• To be done: The entries below need to be written out exactly, with no pictures included.

Recorded data:
— Begin —

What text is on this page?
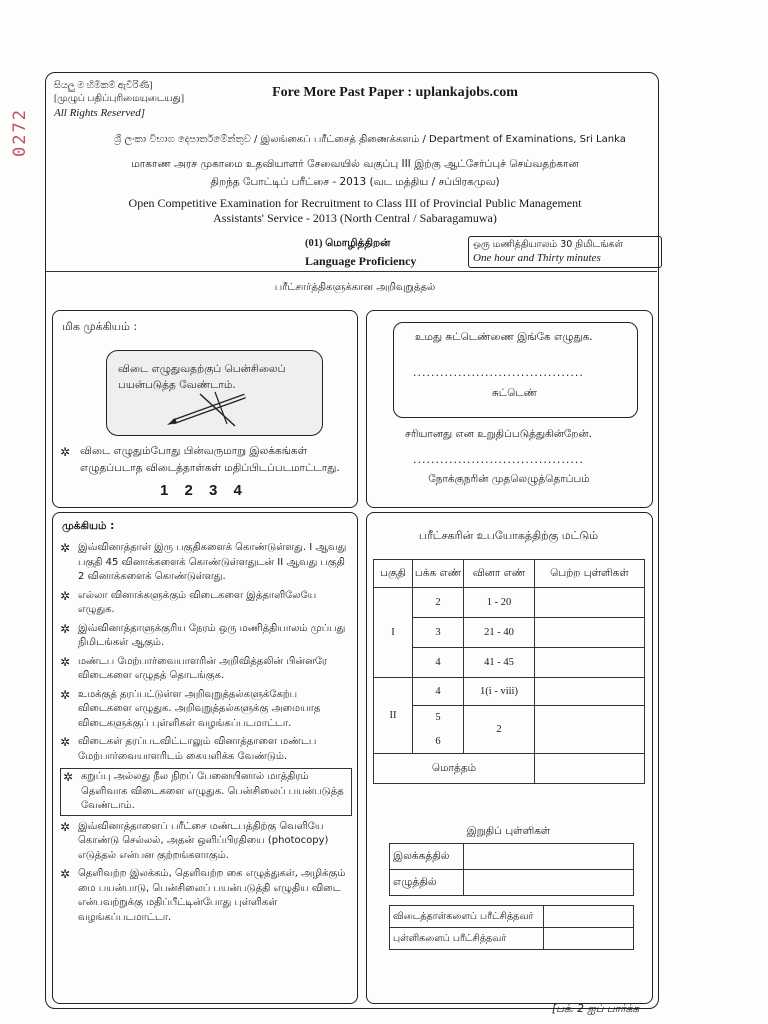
0272
සියලු ම හිමිකම් ඇවිරිණි]
[முழுப் பதிப்புரிமையுடையது]
All Rights Reserved]
Fore More Past Paper : uplankajobs.com
ශ්‍රී ලංකා විභාග දෙපාර්තමේන්තුව / இலங்கைப் பரீட்சைத் திணைக்களம் / Department of Examinations, Sri Lanka
மாகாண அரச முகாமை உதவியாளர் சேவையில் வகுப்பு III இற்கு ஆட்சேர்ப்புச் செய்வதற்கான
திறந்த போட்டிப் பரீட்சை - 2013 (வட மத்திய / சப்பிரகமுவ)
Open Competitive Examination for Recruitment to Class III of Provincial Public Management
Assistants' Service - 2013 (North Central / Sabaragamuwa)
(01) மொழித்திறன்
Language Proficiency
ஒரு மணித்தியாலம் 30 நிமிடங்கள்
One hour and Thirty minutes
பரீட்சார்த்திகளுக்கான அறிவுறுத்தல்
மிக முக்கியம் :
விடை எழுதுவதற்குப் பென்சிலைப்
பயன்படுத்த வேண்டாம்.
✲ விடை எழுதும்போது பின்வருமாறு இலக்கங்கள்
எழுதப்படாத விடைத்தாள்கள் மதிப்பிடப்படமாட்டாது.
1 2 3 4
உமது சுட்டெண்ணை இங்கே எழுதுக.
......................................
சுட்டெண்
சரியானது என உறுதிப்படுத்துகின்றேன்.
......................................
நோக்குநரின் முதலெழுத்தொப்பம்
முக்கியம் :
✲ இவ்வினாத்தாள் இரு பகுதிகளைக் கொண்டுள்ளது. I ஆவது பகுதி 45 வினாக்களைக் கொண்டுள்ளதுடன் II ஆவது பகுதி 2 வினாக்களைக் கொண்டுள்ளது.
✲ எல்லா வினாக்களுக்கும் விடைகளை இத்தாளிலேயே எழுதுக.
✲ இவ்வினாத்தாளுக்குரிய நேரம் ஒரு மணித்தியாலம் முப்பது நிமிடங்கள் ஆகும்.
✲ மண்டப மேற்பார்வையாளரின் அறிவித்தலின் பின்னரே விடைகளை எழுதத் தொடங்குக.
✲ உமக்குத் தரப்பட்டுள்ள அறிவுறுத்தல்களுக்கேற்ப விடைகளை எழுதுக. அறிவுறுத்தல்களுக்கு அமையாத விடைகளுக்குப் புள்ளிகள் வழங்கப்படமாட்டா.
✲ விடைகள் தரப்படவிட்டாலும் வினாத்தாளை மண்டப மேற்பார்வையாளரிடம் கையளிக்க வேண்டும்.
✲ கறுப்பு அல்லது நீல நிறப் பேனையினால் மாத்திரம் தெளிவாக விடைகளை எழுதுக. பென்சிலைப் பயன்படுத்த வேண்டாம்.
✲ இவ்வினாத்தாளைப் பரீட்சை மண்டபத்திற்கு வெளியே கொண்டு செல்லல், அதன் ஒளிப்பிரதியை (photocopy) எடுத்தல் என்பன குற்றங்களாகும்.
✲ தெளிவற்ற இலக்கம், தெளிவற்ற கை எழுத்துகள், அழிக்கும் மை பயன்பாடு, பென்சிலைப் பயன்படுத்தி எழுதிய விடை என்பவற்றுக்கு மதிப்பீட்டின்போது புள்ளிகள் வழங்கப்படமாட்டா.
பரீட்சகரின் உபயோகத்திற்கு மட்டும்
பகுதி	பக்க எண்	வினா எண்	பெற்ற புள்ளிகள்
I	2	1 - 20	
	3	21 - 40	
	4	41 - 45	
II	4	1(i - viii)	
	5	2	
	6		
மொத்தம்			
இறுதிப் புள்ளிகள்
இலக்கத்தில்	
எழுத்தில்	
விடைத்தாள்களைப் பரீட்சித்தவர்	
புள்ளிகளைப் பரீட்சித்தவர்	
[பக். 2 ஐப் பார்க்க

— End —

• The result:
What text is on this page?
0272
සියලු ම හිමිකම් ඇවිරිණි]
[முழுப் பதிப்புரிமையுடையது]
All Rights Reserved]
Fore More Past Paper : uplankajobs.com
ශ්‍රී ලංකා විභාග දෙපාර්තමේන්තුව / இலங்கைப் பரீட்சைத் திணைக்களம் / Department of Examinations, Sri Lanka
மாகாண அரச முகாமை உதவியாளர் சேவையில் வகுப்பு III இற்கு ஆட்சேர்ப்புச் செய்வதற்கான
திறந்த போட்டிப் பரீட்சை - 2013 (வட மத்திய / சப்பிரகமுவ)
Open Competitive Examination for Recruitment to Class III of Provincial Public Management
Assistants' Service - 2013 (North Central / Sabaragamuwa)
(01) மொழித்திறன்
Language Proficiency
ஒரு மணித்தியாலம் 30 நிமிடங்கள்
One hour and Thirty minutes
பரீட்சார்த்திகளுக்கான அறிவுறுத்தல்
மிக முக்கியம் :
விடை எழுதுவதற்குப் பென்சிலைப்
பயன்படுத்த வேண்டாம்.
✲ விடை எழுதும்போது பின்வருமாறு இலக்கங்கள்
எழுதப்படாத விடைத்தாள்கள் மதிப்பிடப்படமாட்டாது.
1 2 3 4
உமது சுட்டெண்ணை இங்கே எழுதுக.
......................................
சுட்டெண்
சரியானது என உறுதிப்படுத்துகின்றேன்.
......................................
நோக்குநரின் முதலெழுத்தொப்பம்
முக்கியம் :
✲ இவ்வினாத்தாள் இரு பகுதிகளைக் கொண்டுள்ளது. I ஆவது பகுதி 45 வினாக்களைக் கொண்டுள்ளதுடன் II ஆவது பகுதி 2 வினாக்களைக் கொண்டுள்ளது.
✲ எல்லா வினாக்களுக்கும் விடைகளை இத்தாளிலேயே எழுதுக.
✲ இவ்வினாத்தாளுக்குரிய நேரம் ஒரு மணித்தியாலம் முப்பது நிமிடங்கள் ஆகும்.
✲ மண்டப மேற்பார்வையாளரின் அறிவித்தலின் பின்னரே விடைகளை எழுதத் தொடங்குக.
✲ உமக்குத் தரப்பட்டுள்ள அறிவுறுத்தல்களுக்கேற்ப விடைகளை எழுதுக. அறிவுறுத்தல்களுக்கு அமையாத விடைகளுக்குப் புள்ளிகள் வழங்கப்படமாட்டா.
✲ விடைகள் தரப்படவிட்டாலும் வினாத்தாளை மண்டப மேற்பார்வையாளரிடம் கையளிக்க வேண்டும்.
✲ கறுப்பு அல்லது நீல நிறப் பேனையினால் மாத்திரம் தெளிவாக விடைகளை எழுதுக. பென்சிலைப் பயன்படுத்த வேண்டாம்.
✲ இவ்வினாத்தாளைப் பரீட்சை மண்டபத்திற்கு வெளியே கொண்டு செல்லல், அதன் ஒளிப்பிரதியை (photocopy) எடுத்தல் என்பன குற்றங்களாகும்.
✲ தெளிவற்ற இலக்கம், தெளிவற்ற கை எழுத்துகள், அழிக்கும் மை பயன்பாடு, பென்சிலைப் பயன்படுத்தி எழுதிய விடை என்பவற்றுக்கு மதிப்பீட்டின்போது புள்ளிகள் வழங்கப்படமாட்டா.
பரீட்சகரின் உபயோகத்திற்கு மட்டும்
பகுதி	பக்க எண்	வினா எண்	பெற்ற புள்ளிகள்
I	2	1 - 20	
	3	21 - 40	
	4	41 - 45	
II	4	1(i - viii)	
	5	2	
	6		
மொத்தம்			
இறுதிப் புள்ளிகள்
இலக்கத்தில்	
எழுத்தில்	
விடைத்தாள்களைப் பரீட்சித்தவர்	
புள்ளிகளைப் பரீட்சித்தவர்	
[பக். 2 ஐப் பார்க்க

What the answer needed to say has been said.